# GIVEN TASK
All of the entries need to be written out again, exactly as they are.

--- START ---

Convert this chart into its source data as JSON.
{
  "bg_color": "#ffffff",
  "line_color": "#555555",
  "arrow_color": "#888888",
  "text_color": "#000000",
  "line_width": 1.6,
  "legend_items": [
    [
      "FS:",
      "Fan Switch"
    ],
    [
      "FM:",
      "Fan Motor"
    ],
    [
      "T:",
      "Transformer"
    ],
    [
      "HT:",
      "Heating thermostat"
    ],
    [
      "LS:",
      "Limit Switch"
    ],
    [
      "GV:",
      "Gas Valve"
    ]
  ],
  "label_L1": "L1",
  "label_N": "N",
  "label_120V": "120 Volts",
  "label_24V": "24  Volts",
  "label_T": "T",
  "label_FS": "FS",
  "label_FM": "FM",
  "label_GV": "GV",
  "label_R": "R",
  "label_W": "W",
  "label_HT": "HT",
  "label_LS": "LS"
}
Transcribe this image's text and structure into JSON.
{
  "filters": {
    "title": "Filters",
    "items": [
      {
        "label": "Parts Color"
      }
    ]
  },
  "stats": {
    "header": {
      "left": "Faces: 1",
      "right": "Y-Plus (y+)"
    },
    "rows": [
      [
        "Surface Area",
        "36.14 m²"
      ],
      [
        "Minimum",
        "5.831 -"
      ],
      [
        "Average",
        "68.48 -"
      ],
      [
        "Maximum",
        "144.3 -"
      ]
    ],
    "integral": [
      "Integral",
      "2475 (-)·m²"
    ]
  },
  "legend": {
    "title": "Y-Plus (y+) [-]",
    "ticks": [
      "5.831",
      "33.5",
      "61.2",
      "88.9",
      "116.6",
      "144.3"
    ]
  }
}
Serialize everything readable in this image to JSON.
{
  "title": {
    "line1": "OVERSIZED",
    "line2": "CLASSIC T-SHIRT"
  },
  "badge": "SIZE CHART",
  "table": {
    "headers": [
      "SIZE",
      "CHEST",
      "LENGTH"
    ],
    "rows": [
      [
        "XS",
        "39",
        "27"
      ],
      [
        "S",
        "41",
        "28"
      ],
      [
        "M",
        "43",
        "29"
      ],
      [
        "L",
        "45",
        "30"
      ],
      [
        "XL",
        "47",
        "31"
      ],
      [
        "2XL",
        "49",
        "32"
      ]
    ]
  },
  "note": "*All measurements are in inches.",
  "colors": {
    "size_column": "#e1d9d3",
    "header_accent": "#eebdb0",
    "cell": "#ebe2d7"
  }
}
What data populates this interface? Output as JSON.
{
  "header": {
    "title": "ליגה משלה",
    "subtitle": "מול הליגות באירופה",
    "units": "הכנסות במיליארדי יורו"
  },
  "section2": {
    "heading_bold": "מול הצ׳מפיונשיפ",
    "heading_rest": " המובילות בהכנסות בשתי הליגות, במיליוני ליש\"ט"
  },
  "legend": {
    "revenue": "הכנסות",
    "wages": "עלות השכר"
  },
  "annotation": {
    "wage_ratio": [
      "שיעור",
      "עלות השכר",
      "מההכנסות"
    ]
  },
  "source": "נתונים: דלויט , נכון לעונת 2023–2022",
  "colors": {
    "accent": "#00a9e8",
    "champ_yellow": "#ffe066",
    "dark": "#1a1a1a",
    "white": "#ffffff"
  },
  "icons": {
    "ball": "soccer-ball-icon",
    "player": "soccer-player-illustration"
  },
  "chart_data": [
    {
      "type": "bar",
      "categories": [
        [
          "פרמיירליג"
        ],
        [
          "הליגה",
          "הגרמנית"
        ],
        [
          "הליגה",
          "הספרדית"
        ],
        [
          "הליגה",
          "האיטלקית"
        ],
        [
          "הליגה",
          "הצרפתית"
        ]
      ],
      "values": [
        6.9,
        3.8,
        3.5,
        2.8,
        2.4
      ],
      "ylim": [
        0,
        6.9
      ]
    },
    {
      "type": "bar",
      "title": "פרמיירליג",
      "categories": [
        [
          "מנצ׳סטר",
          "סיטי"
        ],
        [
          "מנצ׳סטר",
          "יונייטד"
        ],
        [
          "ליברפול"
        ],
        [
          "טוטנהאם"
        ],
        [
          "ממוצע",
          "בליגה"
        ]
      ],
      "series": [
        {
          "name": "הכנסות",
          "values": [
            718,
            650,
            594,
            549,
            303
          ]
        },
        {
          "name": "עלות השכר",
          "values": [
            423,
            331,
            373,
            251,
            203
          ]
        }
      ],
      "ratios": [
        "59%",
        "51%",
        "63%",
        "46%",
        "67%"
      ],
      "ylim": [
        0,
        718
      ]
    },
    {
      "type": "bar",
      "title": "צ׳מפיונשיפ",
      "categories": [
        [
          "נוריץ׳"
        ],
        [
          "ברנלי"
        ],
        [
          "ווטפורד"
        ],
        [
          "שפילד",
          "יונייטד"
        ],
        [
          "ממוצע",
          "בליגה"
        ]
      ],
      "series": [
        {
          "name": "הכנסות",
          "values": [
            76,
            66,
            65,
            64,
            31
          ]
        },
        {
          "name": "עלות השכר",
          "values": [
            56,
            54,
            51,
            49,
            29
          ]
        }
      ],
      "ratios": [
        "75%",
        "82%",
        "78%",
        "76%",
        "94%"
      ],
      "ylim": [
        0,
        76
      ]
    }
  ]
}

--- END ---

# TASK RESPONSE
Convert this chart into its source data as JSON.
{
  "bg_color": "#ffffff",
  "line_color": "#555555",
  "arrow_color": "#888888",
  "text_color": "#000000",
  "line_width": 1.6,
  "legend_items": [
    [
      "FS:",
      "Fan Switch"
    ],
    [
      "FM:",
      "Fan Motor"
    ],
    [
      "T:",
      "Transformer"
    ],
    [
      "HT:",
      "Heating thermostat"
    ],
    [
      "LS:",
      "Limit Switch"
    ],
    [
      "GV:",
      "Gas Valve"
    ]
  ],
  "label_L1": "L1",
  "label_N": "N",
  "label_120V": "120 Volts",
  "label_24V": "24  Volts",
  "label_T": "T",
  "label_FS": "FS",
  "label_FM": "FM",
  "label_GV": "GV",
  "label_R": "R",
  "label_W": "W",
  "label_HT": "HT",
  "label_LS": "LS"
}
Transcribe this image's text and structure into JSON.
{
  "filters": {
    "title": "Filters",
    "items": [
      {
        "label": "Parts Color"
      }
    ]
  },
  "stats": {
    "header": {
      "left": "Faces: 1",
      "right": "Y-Plus (y+)"
    },
    "rows": [
      [
        "Surface Area",
        "36.14 m²"
      ],
      [
        "Minimum",
        "5.831 -"
      ],
      [
        "Average",
        "68.48 -"
      ],
      [
        "Maximum",
        "144.3 -"
      ]
    ],
    "integral": [
      "Integral",
      "2475 (-)·m²"
    ]
  },
  "legend": {
    "title": "Y-Plus (y+) [-]",
    "ticks": [
      "5.831",
      "33.5",
      "61.2",
      "88.9",
      "116.6",
      "144.3"
    ]
  }
}
Serialize everything readable in this image to JSON.
{
  "title": {
    "line1": "OVERSIZED",
    "line2": "CLASSIC T-SHIRT"
  },
  "badge": "SIZE CHART",
  "table": {
    "headers": [
      "SIZE",
      "CHEST",
      "LENGTH"
    ],
    "rows": [
      [
        "XS",
        "39",
        "27"
      ],
      [
        "S",
        "41",
        "28"
      ],
      [
        "M",
        "43",
        "29"
      ],
      [
        "L",
        "45",
        "30"
      ],
      [
        "XL",
        "47",
        "31"
      ],
      [
        "2XL",
        "49",
        "32"
      ]
    ]
  },
  "note": "*All measurements are in inches.",
  "colors": {
    "size_column": "#e1d9d3",
    "header_accent": "#eebdb0",
    "cell": "#ebe2d7"
  }
}
What data populates this interface? Output as JSON.
{
  "header": {
    "title": "ליגה משלה",
    "subtitle": "מול הליגות באירופה",
    "units": "הכנסות במיליארדי יורו"
  },
  "section2": {
    "heading_bold": "מול הצ׳מפיונשיפ",
    "heading_rest": " המובילות בהכנסות בשתי הליגות, במיליוני ליש\"ט"
  },
  "legend": {
    "revenue": "הכנסות",
    "wages": "עלות השכר"
  },
  "annotation": {
    "wage_ratio": [
      "שיעור",
      "עלות השכר",
      "מההכנסות"
    ]
  },
  "source": "נתונים: דלויט , נכון לעונת 2023–2022",
  "colors": {
    "accent": "#00a9e8",
    "champ_yellow": "#ffe066",
    "dark": "#1a1a1a",
    "white": "#ffffff"
  },
  "icons": {
    "ball": "soccer-ball-icon",
    "player": "soccer-player-illustration"
  },
  "chart_data": [
    {
      "type": "bar",
      "categories": [
        [
          "פרמיירליג"
        ],
        [
          "הליגה",
          "הגרמנית"
        ],
        [
          "הליגה",
          "הספרדית"
        ],
        [
          "הליגה",
          "האיטלקית"
        ],
        [
          "הליגה",
          "הצרפתית"
        ]
      ],
      "values": [
        6.9,
        3.8,
        3.5,
        2.8,
        2.4
      ],
      "ylim": [
        0,
        6.9
      ]
    },
    {
      "type": "bar",
      "title": "פרמיירליג",
      "categories": [
        [
          "מנצ׳סטר",
          "סיטי"
        ],
        [
          "מנצ׳סטר",
          "יונייטד"
        ],
        [
          "ליברפול"
        ],
        [
          "טוטנהאם"
        ],
        [
          "ממוצע",
          "בליגה"
        ]
      ],
      "series": [
        {
          "name": "הכנסות",
          "values": [
            718,
            650,
            594,
            549,
            303
          ]
        },
        {
          "name": "עלות השכר",
          "values": [
            423,
            331,
            373,
            251,
            203
          ]
        }
      ],
      "ratios": [
        "59%",
        "51%",
        "63%",
        "46%",
        "67%"
      ],
      "ylim": [
        0,
        718
      ]
    },
    {
      "type": "bar",
      "title": "צ׳מפיונשיפ",
      "categories": [
        [
          "נוריץ׳"
        ],
        [
          "ברנלי"
        ],
        [
          "ווטפורד"
        ],
        [
          "שפילד",
          "יונייטד"
        ],
        [
          "ממוצע",
          "בליגה"
        ]
      ],
      "series": [
        {
          "name": "הכנסות",
          "values": [
            76,
            66,
            65,
            64,
            31
          ]
        },
        {
          "name": "עלות השכר",
          "values": [
            56,
            54,
            51,
            49,
            29
          ]
        }
      ],
      "ratios": [
        "75%",
        "82%",
        "78%",
        "76%",
        "94%"
      ],
      "ylim": [
        0,
        76
      ]
    }
  ]
}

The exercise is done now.